Stored data entries:
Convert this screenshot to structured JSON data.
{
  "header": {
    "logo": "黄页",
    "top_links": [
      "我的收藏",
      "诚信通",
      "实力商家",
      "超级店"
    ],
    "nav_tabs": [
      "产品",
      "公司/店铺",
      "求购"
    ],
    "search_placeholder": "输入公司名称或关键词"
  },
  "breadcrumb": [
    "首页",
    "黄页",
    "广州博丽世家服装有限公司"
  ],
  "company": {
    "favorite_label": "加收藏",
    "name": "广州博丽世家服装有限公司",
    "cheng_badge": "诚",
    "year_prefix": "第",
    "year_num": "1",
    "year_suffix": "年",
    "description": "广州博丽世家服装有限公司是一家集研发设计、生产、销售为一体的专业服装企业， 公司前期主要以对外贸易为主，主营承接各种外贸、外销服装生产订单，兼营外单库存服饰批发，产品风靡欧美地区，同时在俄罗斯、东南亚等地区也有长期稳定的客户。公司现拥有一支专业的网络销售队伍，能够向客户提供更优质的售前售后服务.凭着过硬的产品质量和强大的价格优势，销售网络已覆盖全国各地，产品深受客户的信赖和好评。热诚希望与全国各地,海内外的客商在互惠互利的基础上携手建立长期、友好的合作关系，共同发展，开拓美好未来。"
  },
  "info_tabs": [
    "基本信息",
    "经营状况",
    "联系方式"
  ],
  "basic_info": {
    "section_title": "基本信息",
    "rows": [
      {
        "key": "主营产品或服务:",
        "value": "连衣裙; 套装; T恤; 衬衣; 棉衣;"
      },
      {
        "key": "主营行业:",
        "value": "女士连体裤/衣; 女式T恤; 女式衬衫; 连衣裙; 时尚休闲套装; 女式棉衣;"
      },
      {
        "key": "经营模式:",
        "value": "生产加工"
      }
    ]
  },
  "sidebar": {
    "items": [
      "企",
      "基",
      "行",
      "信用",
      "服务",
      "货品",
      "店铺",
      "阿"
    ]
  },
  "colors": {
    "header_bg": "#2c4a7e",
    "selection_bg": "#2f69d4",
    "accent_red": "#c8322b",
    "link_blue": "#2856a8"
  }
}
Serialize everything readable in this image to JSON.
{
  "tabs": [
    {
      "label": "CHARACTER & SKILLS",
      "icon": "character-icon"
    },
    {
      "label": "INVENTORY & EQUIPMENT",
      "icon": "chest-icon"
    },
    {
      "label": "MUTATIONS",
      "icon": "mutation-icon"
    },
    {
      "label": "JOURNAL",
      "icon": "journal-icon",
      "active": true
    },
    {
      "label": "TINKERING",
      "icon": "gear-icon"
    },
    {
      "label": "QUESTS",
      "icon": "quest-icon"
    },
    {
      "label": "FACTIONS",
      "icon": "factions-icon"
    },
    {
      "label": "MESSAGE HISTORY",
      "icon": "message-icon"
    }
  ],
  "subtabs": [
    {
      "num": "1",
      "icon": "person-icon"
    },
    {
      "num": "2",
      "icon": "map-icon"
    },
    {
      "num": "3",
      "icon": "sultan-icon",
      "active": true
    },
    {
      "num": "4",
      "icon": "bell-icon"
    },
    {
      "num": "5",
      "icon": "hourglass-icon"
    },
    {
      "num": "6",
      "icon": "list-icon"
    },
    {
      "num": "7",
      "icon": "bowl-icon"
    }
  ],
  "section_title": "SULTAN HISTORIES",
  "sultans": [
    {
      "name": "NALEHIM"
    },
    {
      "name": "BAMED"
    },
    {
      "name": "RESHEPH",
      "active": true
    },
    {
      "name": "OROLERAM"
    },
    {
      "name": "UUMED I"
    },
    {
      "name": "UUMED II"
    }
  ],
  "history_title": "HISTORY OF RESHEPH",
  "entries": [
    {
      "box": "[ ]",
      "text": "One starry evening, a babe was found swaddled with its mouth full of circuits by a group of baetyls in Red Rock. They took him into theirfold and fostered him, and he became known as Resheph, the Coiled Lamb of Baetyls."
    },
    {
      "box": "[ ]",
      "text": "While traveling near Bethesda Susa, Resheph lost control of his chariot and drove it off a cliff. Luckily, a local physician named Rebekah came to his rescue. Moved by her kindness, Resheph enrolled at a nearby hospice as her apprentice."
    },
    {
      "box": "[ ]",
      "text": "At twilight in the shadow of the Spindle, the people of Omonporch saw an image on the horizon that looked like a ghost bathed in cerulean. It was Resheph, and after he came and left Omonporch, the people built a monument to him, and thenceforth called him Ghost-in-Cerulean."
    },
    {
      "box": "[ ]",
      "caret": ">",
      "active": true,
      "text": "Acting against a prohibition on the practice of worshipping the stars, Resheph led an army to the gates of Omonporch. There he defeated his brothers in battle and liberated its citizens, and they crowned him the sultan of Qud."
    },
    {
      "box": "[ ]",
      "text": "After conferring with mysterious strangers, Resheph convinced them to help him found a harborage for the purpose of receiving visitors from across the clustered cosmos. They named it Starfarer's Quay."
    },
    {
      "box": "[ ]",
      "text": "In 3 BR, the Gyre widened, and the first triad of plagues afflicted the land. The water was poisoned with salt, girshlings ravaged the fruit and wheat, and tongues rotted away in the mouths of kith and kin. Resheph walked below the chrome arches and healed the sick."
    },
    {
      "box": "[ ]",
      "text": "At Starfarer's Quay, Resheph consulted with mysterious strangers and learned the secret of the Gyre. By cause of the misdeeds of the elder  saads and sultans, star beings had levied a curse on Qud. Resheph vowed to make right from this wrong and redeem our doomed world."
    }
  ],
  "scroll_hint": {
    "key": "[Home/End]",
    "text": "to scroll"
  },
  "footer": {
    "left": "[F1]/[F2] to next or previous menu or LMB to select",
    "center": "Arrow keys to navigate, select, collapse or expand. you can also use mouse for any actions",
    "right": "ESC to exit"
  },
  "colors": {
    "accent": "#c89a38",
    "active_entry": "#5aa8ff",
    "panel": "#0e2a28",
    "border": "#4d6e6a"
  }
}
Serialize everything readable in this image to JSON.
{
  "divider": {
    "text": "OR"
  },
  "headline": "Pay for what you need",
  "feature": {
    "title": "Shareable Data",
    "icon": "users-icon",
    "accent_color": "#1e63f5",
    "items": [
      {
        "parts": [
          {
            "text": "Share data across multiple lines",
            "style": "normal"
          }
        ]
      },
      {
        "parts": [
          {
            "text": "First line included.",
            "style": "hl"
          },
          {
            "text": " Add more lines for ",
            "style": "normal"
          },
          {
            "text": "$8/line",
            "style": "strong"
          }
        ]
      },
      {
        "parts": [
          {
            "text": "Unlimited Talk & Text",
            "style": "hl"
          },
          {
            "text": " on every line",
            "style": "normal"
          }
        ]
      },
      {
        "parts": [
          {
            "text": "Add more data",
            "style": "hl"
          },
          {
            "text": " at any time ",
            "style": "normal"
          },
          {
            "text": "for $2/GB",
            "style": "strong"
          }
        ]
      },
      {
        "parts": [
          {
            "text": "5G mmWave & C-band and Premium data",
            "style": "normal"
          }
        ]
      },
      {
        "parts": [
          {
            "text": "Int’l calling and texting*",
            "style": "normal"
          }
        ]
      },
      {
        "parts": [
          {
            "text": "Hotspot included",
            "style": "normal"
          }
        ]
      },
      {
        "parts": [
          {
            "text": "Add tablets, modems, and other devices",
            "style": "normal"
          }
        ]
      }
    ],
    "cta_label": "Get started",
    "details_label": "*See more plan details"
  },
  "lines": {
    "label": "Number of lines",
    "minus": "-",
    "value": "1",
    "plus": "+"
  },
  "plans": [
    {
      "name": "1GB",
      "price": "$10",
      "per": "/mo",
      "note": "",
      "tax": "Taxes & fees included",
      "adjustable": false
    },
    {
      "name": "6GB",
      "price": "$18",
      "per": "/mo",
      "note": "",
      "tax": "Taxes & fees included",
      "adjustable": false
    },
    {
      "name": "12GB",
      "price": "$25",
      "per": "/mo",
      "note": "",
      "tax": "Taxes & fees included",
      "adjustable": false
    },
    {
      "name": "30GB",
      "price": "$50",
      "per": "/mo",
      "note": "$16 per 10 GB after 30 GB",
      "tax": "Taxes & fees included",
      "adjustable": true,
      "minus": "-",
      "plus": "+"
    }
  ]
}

**What you will do**: Scan the data above and copy every line with "left" in it.

**Solution to the exercise**:
      "text": "At twilight in the shadow of the Spindle, the people of Omonporch saw an image on the horizon that looked like a ghost bathed in cerulean. It was Resheph, and after he came and left Omonporch, the people built a monument to him, and thenceforth called him Ghost-in-Cerulean."
    "left": "[F1]/[F2] to next or previous menu or LMB to select",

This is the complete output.